↓
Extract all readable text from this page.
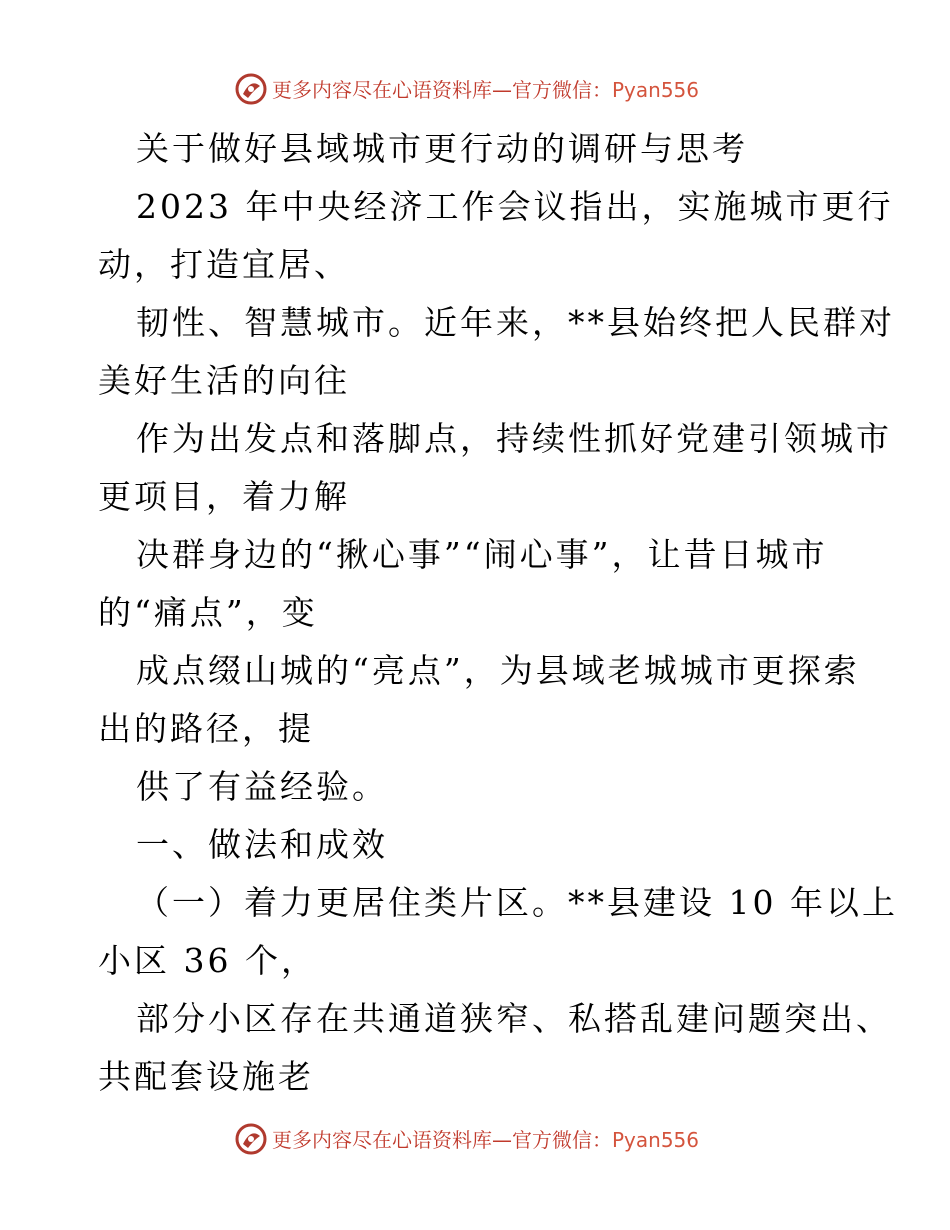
更多内容尽在心语资料库—官方微信：Pyan556
关于做好县域城市更行动的调研与思考
2023 年中央经济工作会议指出，实施城市更行
动，打造宜居、
韧性、智慧城市。近年来，**县始终把人民群对
美好生活的向往
作为出发点和落脚点，持续性抓好党建引领城市
更项目，着力解
决群身边的“揪心事”“闹心事”，让昔日城市
的“痛点”，变
成点缀山城的“亮点”，为县域老城城市更探索
出的路径，提
供了有益经验。
一、做法和成效
（一）着力更居住类片区。**县建设 10 年以上
小区 36 个，
部分小区存在共通道狭窄、私搭乱建问题突出、
共配套设施老
更多内容尽在心语资料库—官方微信：Pyan556
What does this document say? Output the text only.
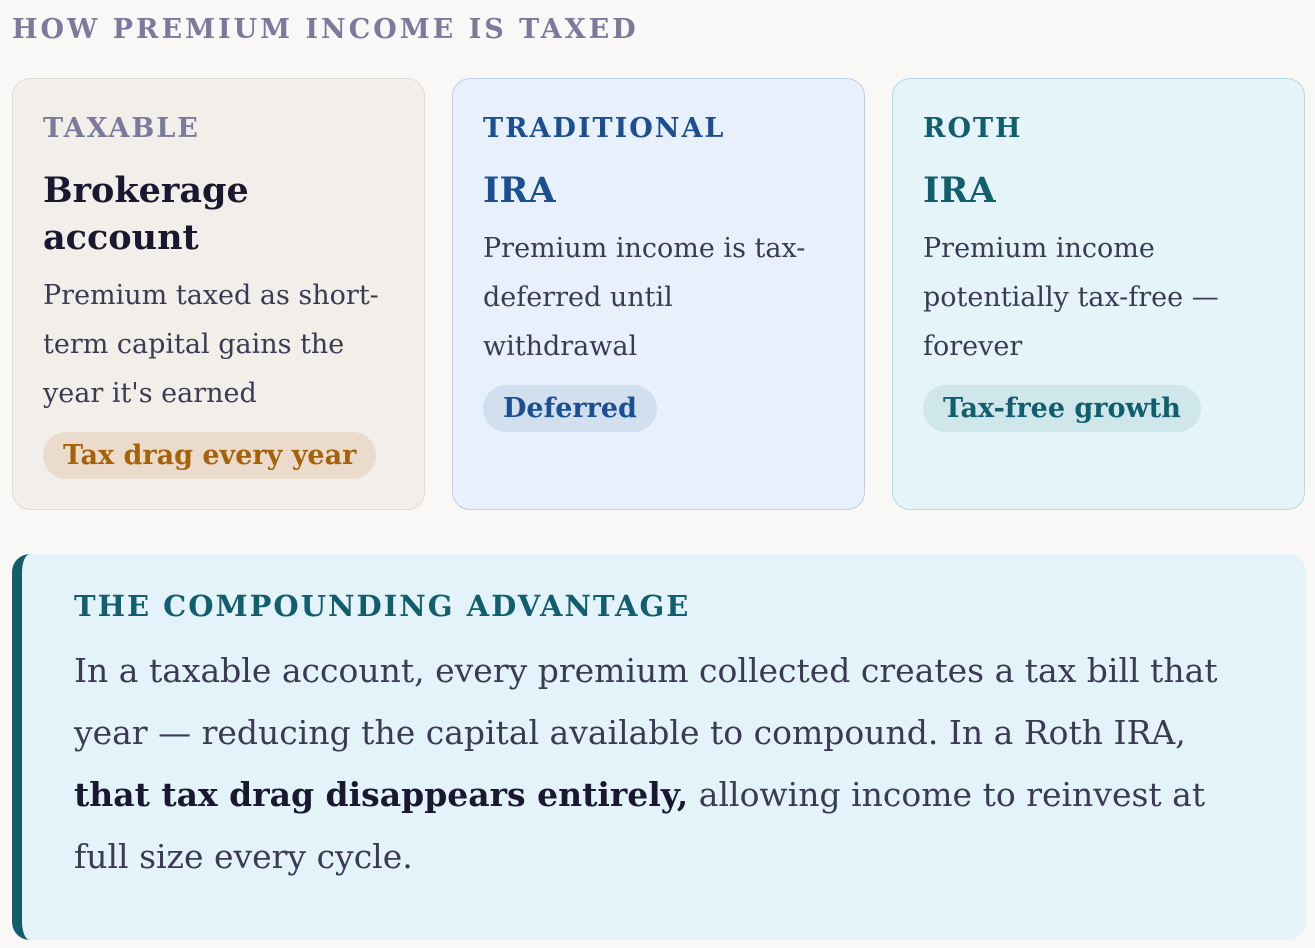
HOW PREMIUM INCOME IS TAXED
TAXABLE
Brokerage account
Premium taxed as short-term capital gains the year it's earned
Tax drag every year
TRADITIONAL
IRA
Premium income is tax-deferred until withdrawal
Deferred
ROTH
IRA
Premium income potentially tax-free — forever
Tax-free growth
THE COMPOUNDING ADVANTAGE
In a taxable account, every premium collected creates a tax bill that year — reducing the capital available to compound. In a Roth IRA, that tax drag disappears entirely, allowing income to reinvest at full size every cycle.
↑
- **Short problem**: Report how many lines of the entries hold the word "year". Nothing else is needed.

- **Answer below**: 3